▶ **REQUIREMENTS**
Select the lines of the records containing the word "JSON" and list them.

Records about charts and figures:

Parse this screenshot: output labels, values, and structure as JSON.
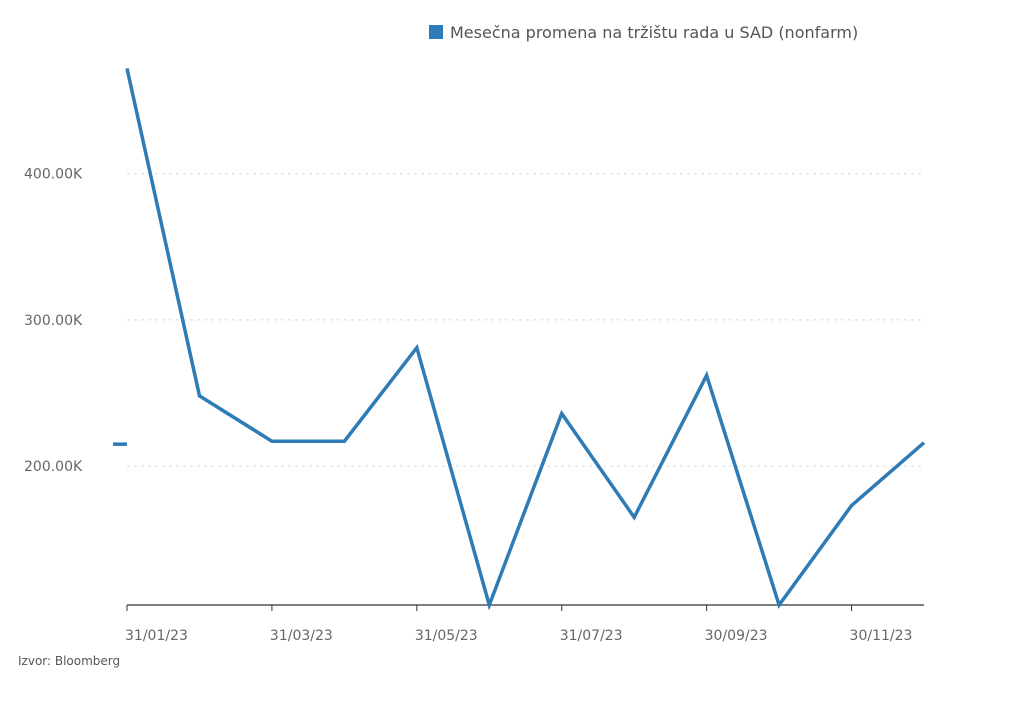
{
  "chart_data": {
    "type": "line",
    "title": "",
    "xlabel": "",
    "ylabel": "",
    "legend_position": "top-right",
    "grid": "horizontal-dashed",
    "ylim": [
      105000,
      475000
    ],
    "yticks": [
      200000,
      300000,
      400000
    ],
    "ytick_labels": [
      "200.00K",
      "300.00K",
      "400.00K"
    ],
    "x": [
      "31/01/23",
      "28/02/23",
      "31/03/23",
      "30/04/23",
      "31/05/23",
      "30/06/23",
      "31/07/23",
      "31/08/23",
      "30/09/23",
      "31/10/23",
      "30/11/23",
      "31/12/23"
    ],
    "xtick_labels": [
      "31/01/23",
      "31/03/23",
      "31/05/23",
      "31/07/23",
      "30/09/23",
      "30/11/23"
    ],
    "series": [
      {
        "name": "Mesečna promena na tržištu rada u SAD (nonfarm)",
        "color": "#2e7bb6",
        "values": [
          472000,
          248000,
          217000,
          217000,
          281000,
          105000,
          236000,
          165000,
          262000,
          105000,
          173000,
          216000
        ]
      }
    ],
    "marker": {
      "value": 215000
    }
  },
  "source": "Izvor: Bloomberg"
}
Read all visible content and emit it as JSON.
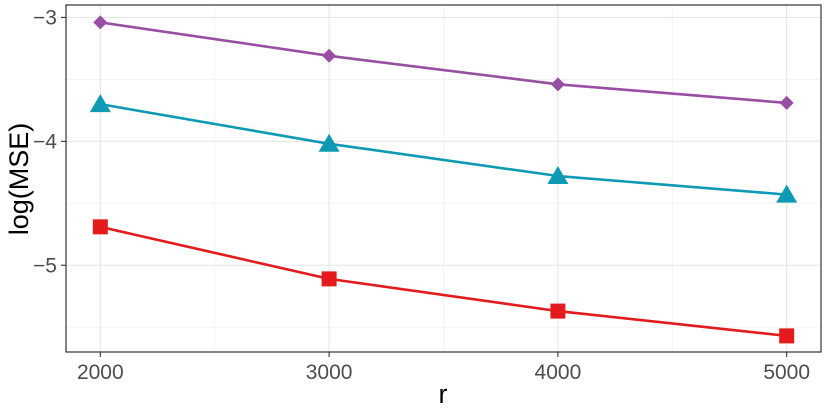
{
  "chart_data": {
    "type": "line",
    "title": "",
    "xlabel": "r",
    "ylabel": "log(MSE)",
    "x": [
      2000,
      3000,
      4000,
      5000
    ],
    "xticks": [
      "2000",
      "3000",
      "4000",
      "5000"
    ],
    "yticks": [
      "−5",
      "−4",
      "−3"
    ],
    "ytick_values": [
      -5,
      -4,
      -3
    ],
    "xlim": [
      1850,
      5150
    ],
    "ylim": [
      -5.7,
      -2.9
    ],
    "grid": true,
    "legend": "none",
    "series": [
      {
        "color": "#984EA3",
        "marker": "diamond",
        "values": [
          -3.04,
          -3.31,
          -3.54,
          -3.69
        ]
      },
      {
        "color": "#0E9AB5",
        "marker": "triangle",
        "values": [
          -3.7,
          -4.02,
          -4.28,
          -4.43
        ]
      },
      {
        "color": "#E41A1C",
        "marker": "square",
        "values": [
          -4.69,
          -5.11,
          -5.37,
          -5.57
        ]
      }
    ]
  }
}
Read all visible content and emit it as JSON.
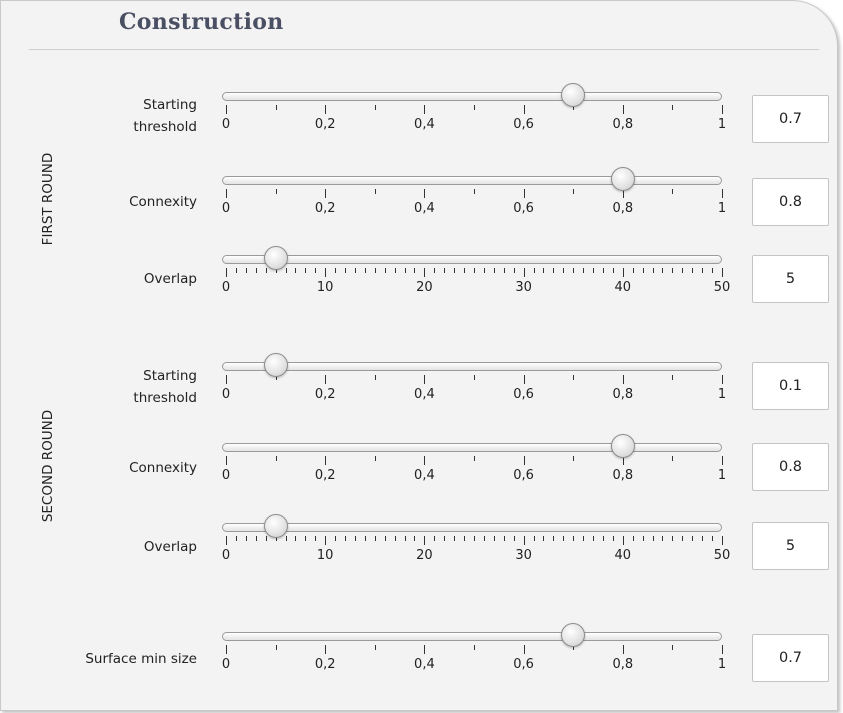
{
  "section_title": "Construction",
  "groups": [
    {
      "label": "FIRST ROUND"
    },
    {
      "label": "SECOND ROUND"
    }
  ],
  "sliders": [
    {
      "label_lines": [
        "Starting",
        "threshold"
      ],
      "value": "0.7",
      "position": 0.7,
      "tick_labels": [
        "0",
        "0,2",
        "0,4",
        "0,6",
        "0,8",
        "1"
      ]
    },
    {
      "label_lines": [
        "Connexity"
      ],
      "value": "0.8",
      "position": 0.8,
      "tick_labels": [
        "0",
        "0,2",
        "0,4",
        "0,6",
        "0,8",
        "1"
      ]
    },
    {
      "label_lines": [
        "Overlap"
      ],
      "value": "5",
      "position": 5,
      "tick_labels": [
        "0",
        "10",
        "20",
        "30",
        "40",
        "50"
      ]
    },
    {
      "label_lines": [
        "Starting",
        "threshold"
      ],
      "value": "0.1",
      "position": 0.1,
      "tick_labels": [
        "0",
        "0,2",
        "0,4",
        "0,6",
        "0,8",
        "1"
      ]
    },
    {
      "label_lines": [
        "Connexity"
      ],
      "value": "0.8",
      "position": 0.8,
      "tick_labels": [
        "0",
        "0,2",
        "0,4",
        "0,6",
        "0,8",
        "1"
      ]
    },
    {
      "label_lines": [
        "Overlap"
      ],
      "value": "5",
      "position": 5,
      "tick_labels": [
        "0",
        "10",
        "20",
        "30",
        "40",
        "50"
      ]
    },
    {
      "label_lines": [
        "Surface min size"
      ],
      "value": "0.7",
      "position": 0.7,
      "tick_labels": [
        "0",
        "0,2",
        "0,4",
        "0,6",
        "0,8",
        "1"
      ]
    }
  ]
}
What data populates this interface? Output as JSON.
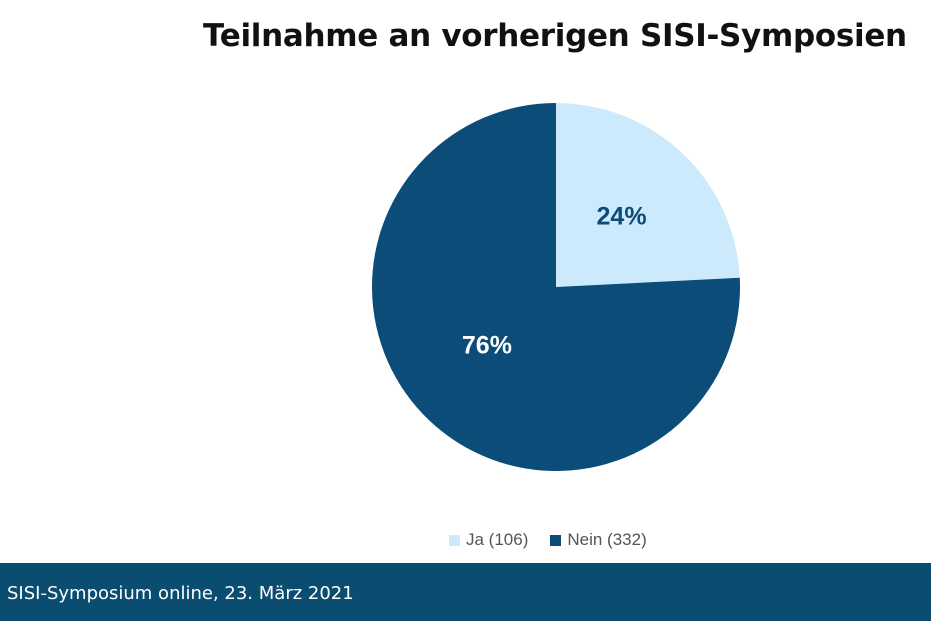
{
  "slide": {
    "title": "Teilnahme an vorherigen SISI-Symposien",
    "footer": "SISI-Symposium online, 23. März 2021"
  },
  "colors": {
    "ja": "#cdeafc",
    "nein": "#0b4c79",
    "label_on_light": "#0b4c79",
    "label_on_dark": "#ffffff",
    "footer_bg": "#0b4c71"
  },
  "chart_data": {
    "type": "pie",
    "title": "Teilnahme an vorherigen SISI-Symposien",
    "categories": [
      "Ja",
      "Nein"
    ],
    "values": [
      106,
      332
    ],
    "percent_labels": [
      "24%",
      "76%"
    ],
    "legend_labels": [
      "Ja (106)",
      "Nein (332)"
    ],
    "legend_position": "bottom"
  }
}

▶ **RESPONSE TO THIS EXERCISE**
Parse this screenshot: output labels, values, and structure as JSON.
Read all visible content and emit it as JSON.
Read all visible content and emit it as JSON.
What data populates this interface? Output as JSON.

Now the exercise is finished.